The exercise
Look through the data below. Pick out the lines holding the string "학생들을".

Extracted data
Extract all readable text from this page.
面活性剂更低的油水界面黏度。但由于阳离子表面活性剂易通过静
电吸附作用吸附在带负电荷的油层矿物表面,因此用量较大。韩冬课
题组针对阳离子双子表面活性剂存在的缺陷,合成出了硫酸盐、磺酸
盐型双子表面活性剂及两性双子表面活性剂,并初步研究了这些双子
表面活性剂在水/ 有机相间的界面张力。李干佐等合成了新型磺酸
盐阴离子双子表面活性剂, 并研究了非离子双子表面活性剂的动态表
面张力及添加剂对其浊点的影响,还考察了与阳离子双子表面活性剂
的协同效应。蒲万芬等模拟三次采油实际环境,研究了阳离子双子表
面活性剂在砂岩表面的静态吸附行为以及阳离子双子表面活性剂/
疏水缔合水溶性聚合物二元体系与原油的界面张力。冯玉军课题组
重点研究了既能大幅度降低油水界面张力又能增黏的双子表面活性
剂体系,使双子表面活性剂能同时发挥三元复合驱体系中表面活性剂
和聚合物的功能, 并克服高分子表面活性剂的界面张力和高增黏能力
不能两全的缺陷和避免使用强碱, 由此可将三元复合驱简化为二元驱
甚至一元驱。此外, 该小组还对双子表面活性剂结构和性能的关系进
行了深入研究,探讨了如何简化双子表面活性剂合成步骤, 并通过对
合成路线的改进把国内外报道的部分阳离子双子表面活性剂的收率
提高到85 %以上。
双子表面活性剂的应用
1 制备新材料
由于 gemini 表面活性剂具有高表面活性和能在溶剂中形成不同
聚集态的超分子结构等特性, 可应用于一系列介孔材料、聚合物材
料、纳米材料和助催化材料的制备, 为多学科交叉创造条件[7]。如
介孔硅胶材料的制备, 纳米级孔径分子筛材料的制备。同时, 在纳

==

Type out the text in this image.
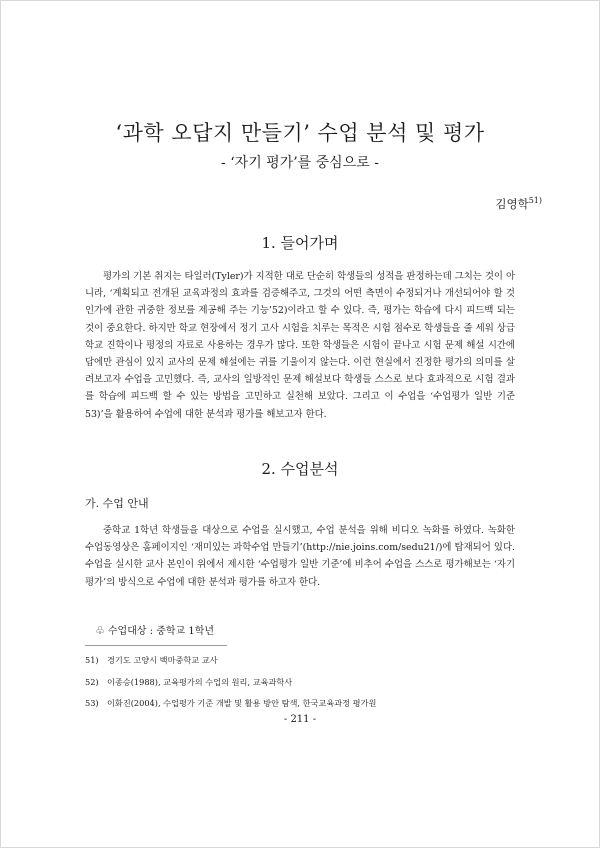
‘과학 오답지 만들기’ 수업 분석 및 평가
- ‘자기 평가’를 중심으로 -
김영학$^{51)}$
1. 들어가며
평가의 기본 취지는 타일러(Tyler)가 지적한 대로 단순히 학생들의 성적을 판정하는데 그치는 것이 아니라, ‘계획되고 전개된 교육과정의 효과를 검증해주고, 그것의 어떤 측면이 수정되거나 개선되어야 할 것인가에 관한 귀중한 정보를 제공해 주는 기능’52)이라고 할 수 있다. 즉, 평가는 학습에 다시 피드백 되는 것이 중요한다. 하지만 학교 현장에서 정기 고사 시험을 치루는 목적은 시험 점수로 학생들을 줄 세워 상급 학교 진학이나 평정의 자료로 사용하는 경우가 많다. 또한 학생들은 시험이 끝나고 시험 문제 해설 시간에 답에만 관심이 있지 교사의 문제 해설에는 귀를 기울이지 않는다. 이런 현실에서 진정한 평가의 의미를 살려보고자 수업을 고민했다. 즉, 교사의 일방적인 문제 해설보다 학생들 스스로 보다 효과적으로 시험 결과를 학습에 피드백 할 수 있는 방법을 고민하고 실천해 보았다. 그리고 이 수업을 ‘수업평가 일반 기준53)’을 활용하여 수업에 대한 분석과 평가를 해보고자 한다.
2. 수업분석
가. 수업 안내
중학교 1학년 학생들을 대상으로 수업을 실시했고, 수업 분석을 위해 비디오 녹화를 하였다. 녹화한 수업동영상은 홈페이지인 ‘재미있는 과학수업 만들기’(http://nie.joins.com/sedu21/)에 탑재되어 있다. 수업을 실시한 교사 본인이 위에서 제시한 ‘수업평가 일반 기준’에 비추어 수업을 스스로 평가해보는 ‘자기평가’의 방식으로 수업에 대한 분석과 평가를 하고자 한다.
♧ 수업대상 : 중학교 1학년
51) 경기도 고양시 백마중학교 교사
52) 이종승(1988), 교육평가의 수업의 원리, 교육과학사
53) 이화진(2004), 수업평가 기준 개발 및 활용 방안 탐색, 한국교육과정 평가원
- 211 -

Solution to this task
평가의 기본 취지는 타일러(Tyler)가 지적한 대로 단순히 학생들의 성적을 판정하는데 그치는 것이 아니라, ‘계획되고 전개된 교육과정의 효과를 검증해주고, 그것의 어떤 측면이 수정되거나 개선되어야 할 것인가에 관한 귀중한 정보를 제공해 주는 기능’52)이라고 할 수 있다. 즉, 평가는 학습에 다시 피드백 되는 것이 중요한다. 하지만 학교 현장에서 정기 고사 시험을 치루는 목적은 시험 점수로 학생들을 줄 세워 상급 학교 진학이나 평정의 자료로 사용하는 경우가 많다. 또한 학생들은 시험이 끝나고 시험 문제 해설 시간에 답에만 관심이 있지 교사의 문제 해설에는 귀를 기울이지 않는다. 이런 현실에서 진정한 평가의 의미를 살려보고자 수업을 고민했다. 즉, 교사의 일방적인 문제 해설보다 학생들 스스로 보다 효과적으로 시험 결과를 학습에 피드백 할 수 있는 방법을 고민하고 실천해 보았다. 그리고 이 수업을 ‘수업평가 일반 기준53)’을 활용하여 수업에 대한 분석과 평가를 해보고자 한다.
중학교 1학년 학생들을 대상으로 수업을 실시했고, 수업 분석을 위해 비디오 녹화를 하였다. 녹화한 수업동영상은 홈페이지인 ‘재미있는 과학수업 만들기’(http://nie.joins.com/sedu21/)에 탑재되어 있다. 수업을 실시한 교사 본인이 위에서 제시한 ‘수업평가 일반 기준’에 비추어 수업을 스스로 평가해보는 ‘자기평가’의 방식으로 수업에 대한 분석과 평가를 하고자 한다.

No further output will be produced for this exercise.